- _Text to read_

--*--

I remembered today, and verified in my chat logs, that I was using the phrase "federated GitHub replacement" in 2010. Maybe in 2017, the year of federated everything, this is a thing we can have? At core I just want to be able to fork a repo from another site, have upstream be able to discover which forks exist, and perhaps be able to create cross-site pull requests.
@jamey it would be easy, as complex websites go, since git itself already works this way, all that has to happen is for someone to care enough to build it
@jamey yeah, or tbh it could even use the ostatus protocol and have servers auto-discover each other when you clone from one server to another. i wonder if you could also take the existing UI code from an open source github replacement like gitlab, and just build the federation stuff (which would be a relatively small piece of the complexity overall) into that
@jamey oh i never said it would be completely trivial, just that the federation wouldn't really be the hard part. github has steadily grown a lot of really useful features over the decade it's been a thing, and it would be painful to replace it with something that lacks the one you use
@morganastra I totally agree that such a thing should be designed as an incremental improvement for existing tools. If the design winds up being something that is technically difficult for GitHub/GitLab/et al to just add to their existing stuff, then it will fail. (I speculate that GitHub might still refuse to implement it for business reasons, but that's a very different problem!)

--*--

- _Exercise requirements_
In the thread about a federated GitHub replacement, why does one reply say that building such a thing would be easy, as complex websites go? Answer in one to three sentences.

- _Stored records_
--*--

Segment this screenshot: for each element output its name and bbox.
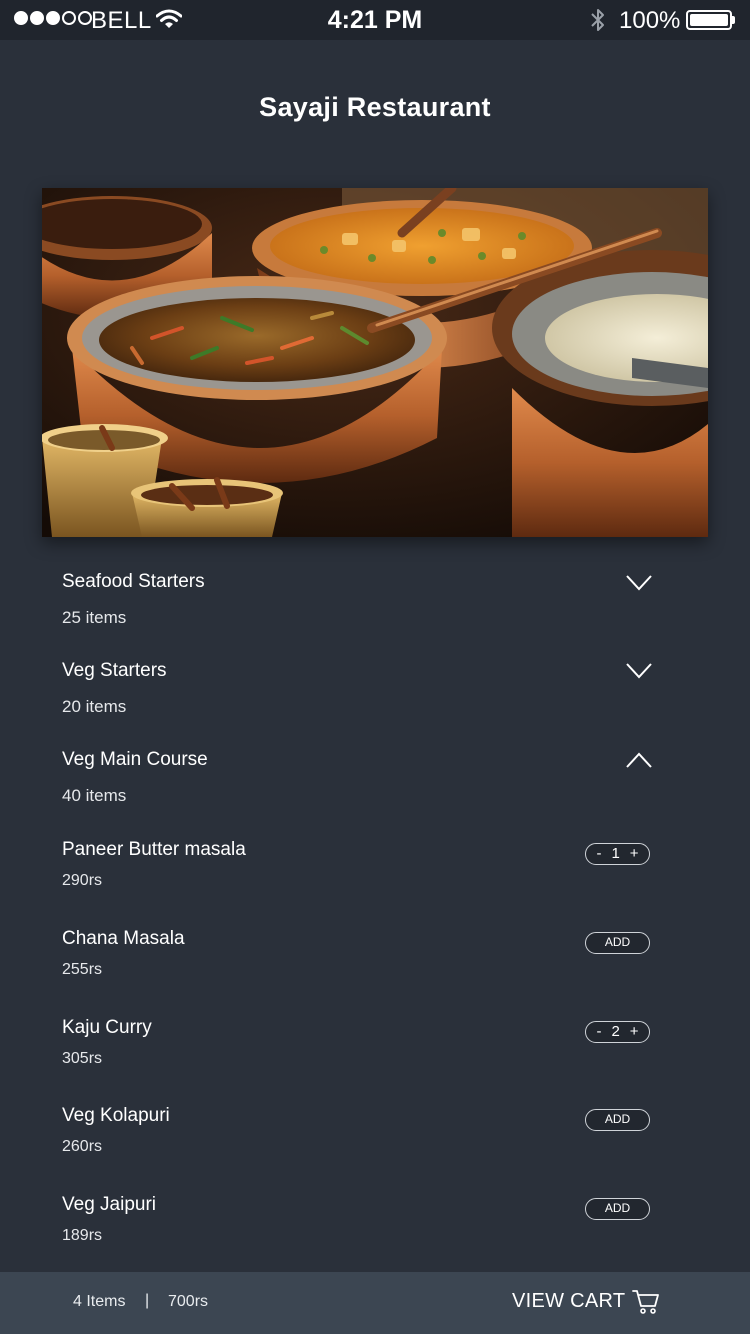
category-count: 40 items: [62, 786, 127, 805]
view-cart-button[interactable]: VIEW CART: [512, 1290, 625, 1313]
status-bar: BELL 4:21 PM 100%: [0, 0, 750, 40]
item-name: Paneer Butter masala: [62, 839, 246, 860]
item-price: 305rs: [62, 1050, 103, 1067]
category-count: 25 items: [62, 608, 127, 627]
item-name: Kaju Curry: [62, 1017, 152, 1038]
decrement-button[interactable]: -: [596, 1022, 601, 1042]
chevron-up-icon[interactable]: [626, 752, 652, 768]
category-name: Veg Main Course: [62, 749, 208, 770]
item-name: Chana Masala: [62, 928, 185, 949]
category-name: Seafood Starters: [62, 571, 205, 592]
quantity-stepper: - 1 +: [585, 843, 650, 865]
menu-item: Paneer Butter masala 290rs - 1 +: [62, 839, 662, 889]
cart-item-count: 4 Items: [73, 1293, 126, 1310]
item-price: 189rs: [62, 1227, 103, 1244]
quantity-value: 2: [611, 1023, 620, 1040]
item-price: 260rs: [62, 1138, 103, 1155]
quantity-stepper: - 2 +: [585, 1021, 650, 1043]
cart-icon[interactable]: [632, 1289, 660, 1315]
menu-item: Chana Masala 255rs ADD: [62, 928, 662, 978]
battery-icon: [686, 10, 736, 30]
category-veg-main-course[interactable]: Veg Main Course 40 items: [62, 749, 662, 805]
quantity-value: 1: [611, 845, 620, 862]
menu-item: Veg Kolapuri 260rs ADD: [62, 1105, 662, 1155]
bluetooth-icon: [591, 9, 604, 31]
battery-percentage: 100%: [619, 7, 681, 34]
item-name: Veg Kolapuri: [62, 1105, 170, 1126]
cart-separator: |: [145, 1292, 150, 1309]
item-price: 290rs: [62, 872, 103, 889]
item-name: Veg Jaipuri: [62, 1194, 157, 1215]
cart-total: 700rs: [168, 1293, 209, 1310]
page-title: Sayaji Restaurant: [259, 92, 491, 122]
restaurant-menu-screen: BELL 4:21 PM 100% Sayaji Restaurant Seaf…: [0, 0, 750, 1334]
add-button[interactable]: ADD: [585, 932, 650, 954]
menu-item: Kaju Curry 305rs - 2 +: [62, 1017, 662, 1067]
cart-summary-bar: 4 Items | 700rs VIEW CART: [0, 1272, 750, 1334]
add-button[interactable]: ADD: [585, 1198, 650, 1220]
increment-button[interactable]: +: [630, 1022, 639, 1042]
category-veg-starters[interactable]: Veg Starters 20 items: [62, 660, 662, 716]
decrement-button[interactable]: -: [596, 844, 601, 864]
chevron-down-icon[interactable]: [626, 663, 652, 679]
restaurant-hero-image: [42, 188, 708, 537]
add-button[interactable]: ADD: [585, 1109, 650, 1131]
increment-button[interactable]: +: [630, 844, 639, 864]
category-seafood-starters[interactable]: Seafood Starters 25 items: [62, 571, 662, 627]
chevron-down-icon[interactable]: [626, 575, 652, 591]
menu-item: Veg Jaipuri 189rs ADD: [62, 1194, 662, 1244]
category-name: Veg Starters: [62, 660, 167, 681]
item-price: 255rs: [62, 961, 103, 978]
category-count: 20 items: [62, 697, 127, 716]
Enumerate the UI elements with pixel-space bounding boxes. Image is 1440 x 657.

--*--

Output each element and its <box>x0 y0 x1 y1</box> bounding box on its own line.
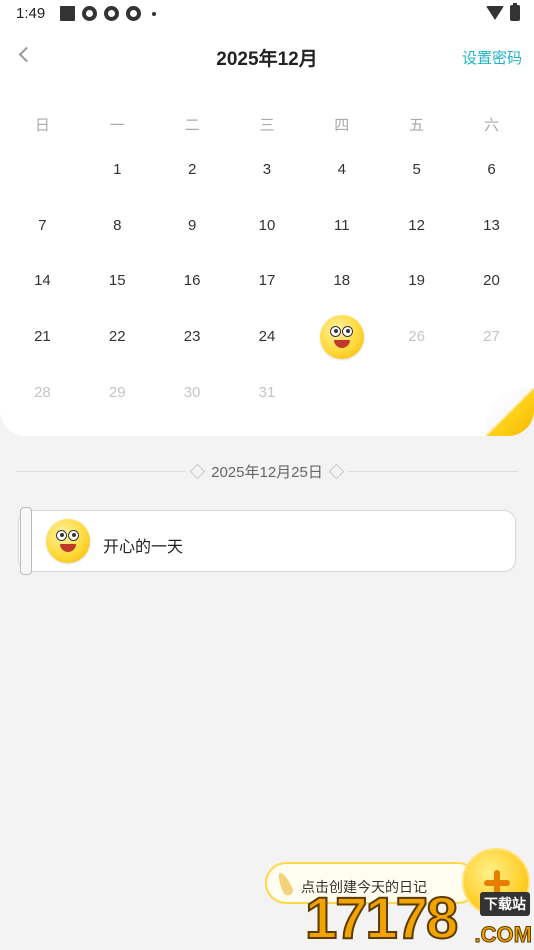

--*--

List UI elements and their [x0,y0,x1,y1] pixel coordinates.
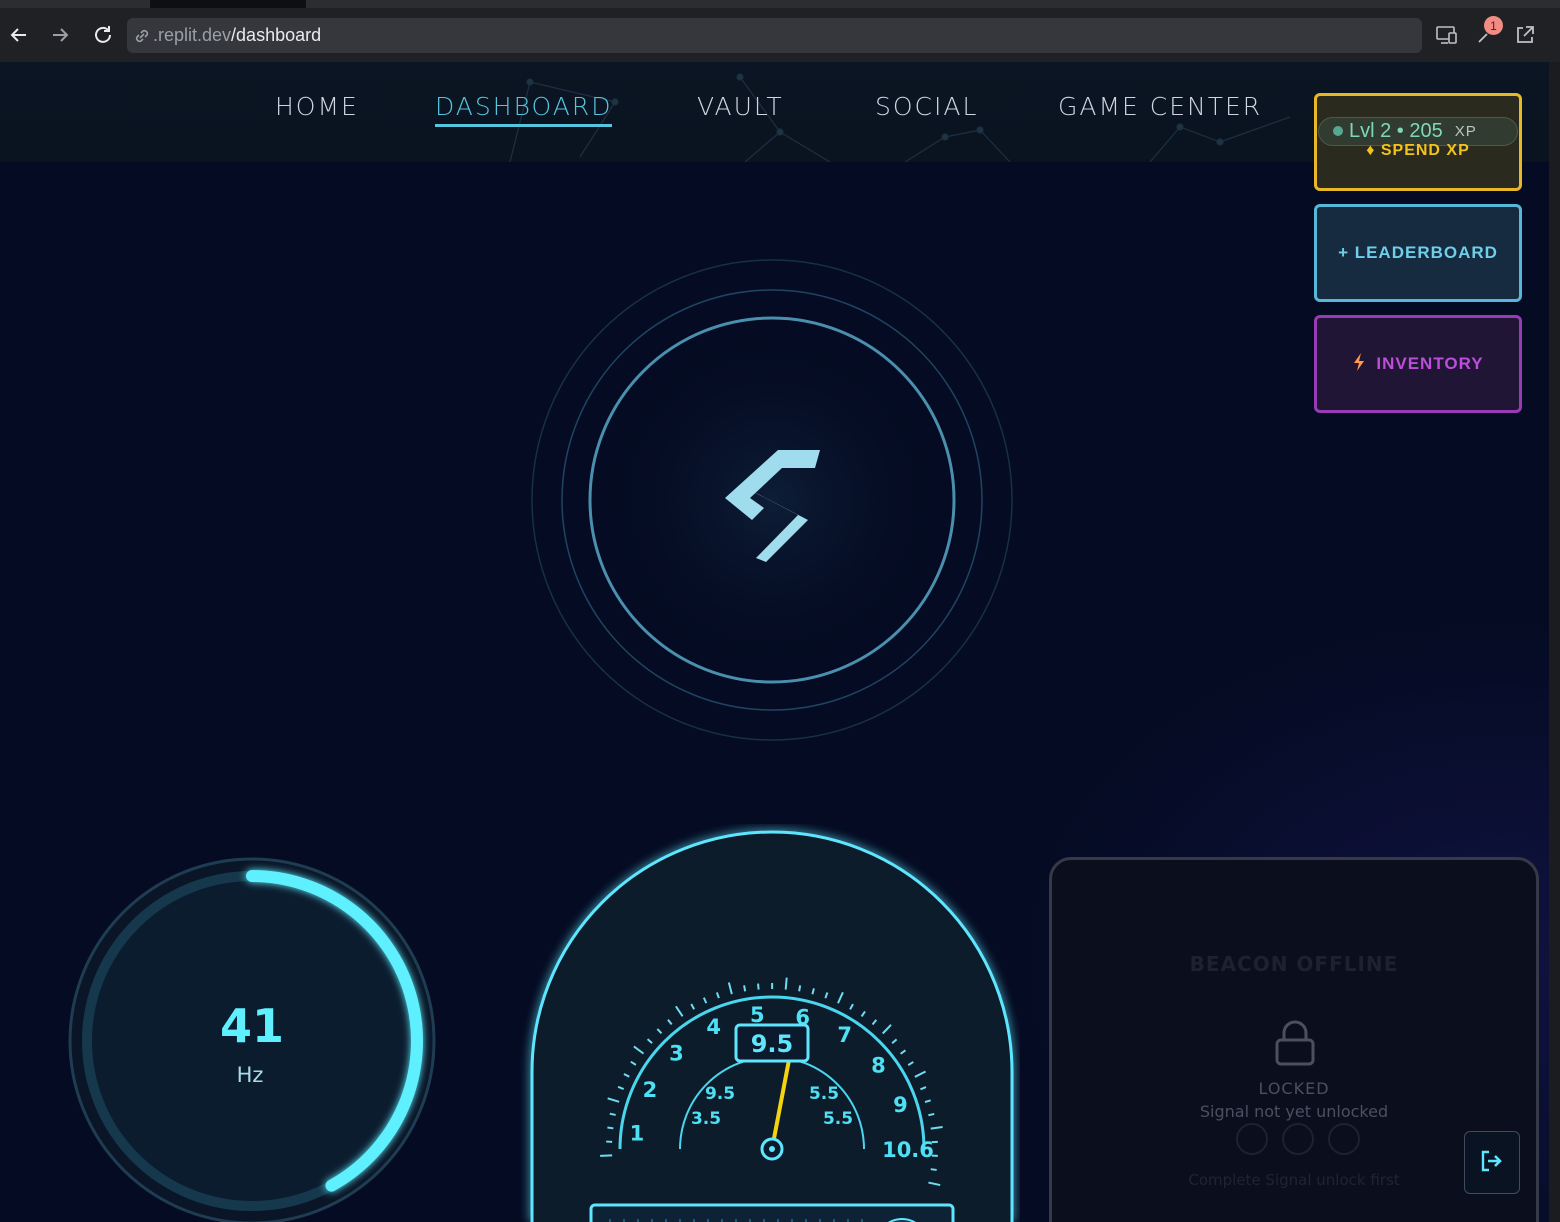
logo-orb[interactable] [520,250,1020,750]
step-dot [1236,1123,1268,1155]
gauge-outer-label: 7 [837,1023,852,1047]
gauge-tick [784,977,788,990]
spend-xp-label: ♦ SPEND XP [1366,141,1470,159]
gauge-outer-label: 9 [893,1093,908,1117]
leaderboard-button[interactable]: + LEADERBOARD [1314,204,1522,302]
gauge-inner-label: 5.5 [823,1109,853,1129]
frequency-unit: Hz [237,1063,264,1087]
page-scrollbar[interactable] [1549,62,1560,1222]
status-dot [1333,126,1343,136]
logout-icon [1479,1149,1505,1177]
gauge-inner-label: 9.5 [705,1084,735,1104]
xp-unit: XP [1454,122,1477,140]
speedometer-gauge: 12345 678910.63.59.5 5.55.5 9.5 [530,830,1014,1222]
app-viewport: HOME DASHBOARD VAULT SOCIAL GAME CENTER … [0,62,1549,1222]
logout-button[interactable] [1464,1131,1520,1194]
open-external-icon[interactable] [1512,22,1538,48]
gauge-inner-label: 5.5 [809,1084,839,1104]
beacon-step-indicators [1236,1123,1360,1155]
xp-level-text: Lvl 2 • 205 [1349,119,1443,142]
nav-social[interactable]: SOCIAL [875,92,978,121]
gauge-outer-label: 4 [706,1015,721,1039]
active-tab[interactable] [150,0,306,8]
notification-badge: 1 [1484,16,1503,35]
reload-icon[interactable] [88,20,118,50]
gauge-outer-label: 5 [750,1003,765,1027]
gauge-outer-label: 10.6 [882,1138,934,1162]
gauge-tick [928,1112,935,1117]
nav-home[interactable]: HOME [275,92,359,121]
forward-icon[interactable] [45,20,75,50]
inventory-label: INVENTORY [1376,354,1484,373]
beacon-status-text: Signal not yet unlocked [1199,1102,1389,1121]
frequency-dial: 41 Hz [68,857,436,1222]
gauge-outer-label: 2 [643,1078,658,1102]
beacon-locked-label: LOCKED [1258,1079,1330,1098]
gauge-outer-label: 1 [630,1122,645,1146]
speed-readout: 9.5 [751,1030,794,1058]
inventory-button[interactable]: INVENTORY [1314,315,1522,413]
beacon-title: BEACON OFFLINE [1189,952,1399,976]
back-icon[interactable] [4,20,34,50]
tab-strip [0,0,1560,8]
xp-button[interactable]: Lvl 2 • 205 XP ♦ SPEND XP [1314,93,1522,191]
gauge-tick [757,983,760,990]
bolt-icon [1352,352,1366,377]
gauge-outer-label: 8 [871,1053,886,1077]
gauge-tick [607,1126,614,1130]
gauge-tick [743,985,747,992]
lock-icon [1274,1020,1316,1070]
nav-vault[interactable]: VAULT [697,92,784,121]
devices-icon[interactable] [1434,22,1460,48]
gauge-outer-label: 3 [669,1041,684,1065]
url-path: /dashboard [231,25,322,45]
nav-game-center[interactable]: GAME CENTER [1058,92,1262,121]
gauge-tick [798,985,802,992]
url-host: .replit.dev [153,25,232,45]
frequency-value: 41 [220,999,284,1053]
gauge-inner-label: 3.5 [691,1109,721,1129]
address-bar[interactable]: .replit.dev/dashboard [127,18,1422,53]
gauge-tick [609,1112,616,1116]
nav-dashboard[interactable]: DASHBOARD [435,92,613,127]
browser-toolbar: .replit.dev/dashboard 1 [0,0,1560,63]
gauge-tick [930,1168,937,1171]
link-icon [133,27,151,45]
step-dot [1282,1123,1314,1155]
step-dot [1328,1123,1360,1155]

--*--

- _Response below_
Git itself already works that way, so the reply sees no major technical obstacle. All that has to happen is for someone to care enough to build it.